***** Material for this task

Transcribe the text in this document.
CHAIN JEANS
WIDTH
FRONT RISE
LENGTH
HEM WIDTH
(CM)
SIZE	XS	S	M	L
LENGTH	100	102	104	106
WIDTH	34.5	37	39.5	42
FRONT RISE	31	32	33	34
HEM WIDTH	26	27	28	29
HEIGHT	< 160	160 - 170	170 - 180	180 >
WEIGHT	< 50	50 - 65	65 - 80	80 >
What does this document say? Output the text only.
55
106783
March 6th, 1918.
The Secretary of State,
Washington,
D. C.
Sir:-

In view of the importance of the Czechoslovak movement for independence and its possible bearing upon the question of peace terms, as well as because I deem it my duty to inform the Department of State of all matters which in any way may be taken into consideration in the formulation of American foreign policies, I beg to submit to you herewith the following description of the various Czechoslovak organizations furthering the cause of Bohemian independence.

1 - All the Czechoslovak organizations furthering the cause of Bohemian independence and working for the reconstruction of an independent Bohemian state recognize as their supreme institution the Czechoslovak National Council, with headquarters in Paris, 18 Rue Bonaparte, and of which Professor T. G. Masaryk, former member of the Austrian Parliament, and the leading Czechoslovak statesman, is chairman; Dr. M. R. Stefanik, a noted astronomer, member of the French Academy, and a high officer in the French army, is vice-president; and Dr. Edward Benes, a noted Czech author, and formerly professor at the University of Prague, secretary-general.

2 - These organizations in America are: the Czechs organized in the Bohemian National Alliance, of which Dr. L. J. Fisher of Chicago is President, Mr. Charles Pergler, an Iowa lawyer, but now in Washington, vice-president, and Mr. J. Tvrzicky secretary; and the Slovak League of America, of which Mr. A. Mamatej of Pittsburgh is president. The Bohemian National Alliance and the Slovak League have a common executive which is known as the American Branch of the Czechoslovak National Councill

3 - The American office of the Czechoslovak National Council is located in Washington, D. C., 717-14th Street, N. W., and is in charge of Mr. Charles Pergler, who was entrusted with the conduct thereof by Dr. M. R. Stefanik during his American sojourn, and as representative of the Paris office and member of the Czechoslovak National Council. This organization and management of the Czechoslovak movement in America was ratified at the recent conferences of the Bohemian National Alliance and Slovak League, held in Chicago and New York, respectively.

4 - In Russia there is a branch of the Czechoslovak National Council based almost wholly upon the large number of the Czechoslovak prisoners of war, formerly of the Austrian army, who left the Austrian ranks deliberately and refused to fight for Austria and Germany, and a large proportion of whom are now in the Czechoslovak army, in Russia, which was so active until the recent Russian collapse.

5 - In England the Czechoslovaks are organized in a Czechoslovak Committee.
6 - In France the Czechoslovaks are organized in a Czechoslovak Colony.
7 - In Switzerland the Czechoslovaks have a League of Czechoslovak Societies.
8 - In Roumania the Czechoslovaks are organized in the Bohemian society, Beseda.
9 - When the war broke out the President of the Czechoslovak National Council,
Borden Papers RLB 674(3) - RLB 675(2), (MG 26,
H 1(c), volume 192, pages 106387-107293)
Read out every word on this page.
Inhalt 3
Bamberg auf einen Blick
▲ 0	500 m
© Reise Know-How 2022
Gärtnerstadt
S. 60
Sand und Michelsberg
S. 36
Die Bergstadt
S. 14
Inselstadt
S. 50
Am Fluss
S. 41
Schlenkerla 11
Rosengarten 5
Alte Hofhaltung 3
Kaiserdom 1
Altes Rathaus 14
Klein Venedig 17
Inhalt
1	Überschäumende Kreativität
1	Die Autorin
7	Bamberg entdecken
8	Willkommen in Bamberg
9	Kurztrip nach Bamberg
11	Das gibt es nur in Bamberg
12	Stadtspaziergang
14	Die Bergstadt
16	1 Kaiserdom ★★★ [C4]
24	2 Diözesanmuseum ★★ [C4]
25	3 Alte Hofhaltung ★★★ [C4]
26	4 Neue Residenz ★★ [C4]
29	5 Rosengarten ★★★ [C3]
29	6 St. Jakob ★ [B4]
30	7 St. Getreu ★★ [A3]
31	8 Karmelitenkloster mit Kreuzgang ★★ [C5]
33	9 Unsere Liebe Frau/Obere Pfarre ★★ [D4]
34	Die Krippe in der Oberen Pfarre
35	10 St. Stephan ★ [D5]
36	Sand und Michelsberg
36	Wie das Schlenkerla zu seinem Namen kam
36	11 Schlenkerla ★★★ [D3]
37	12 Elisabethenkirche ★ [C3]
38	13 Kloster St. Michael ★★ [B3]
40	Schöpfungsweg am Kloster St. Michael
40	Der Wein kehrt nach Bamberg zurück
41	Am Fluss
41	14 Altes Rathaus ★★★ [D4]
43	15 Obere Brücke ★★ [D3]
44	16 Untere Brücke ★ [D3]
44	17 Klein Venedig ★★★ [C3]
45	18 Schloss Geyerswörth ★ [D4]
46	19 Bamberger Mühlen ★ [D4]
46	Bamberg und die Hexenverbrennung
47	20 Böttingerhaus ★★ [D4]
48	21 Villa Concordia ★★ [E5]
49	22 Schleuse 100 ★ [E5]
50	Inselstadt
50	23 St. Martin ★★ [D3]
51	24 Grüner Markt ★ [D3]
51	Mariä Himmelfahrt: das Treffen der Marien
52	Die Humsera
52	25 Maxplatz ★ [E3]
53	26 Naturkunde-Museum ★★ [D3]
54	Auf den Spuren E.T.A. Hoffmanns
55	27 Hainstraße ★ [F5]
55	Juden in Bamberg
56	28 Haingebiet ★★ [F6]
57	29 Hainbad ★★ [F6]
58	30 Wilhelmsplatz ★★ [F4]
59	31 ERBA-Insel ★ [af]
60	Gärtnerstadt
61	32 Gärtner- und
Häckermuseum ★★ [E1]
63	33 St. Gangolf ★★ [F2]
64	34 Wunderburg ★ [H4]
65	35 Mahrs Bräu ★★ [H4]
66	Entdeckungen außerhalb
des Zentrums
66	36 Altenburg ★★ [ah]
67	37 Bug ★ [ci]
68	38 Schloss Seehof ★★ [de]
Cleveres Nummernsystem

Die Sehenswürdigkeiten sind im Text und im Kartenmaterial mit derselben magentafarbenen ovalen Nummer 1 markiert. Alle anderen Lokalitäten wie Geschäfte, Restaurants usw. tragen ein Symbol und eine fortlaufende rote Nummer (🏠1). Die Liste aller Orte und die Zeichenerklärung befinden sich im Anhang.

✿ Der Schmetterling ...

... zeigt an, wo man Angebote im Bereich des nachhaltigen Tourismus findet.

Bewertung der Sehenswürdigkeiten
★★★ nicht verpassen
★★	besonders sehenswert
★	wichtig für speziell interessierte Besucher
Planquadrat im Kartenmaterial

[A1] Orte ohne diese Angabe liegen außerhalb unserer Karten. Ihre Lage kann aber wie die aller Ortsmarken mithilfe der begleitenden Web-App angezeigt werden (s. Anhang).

**********

_Instructions to follow_
Across all the entries, count the lines that contain the word "Rathaus" and give the number by itself.

_Exercise answer_
2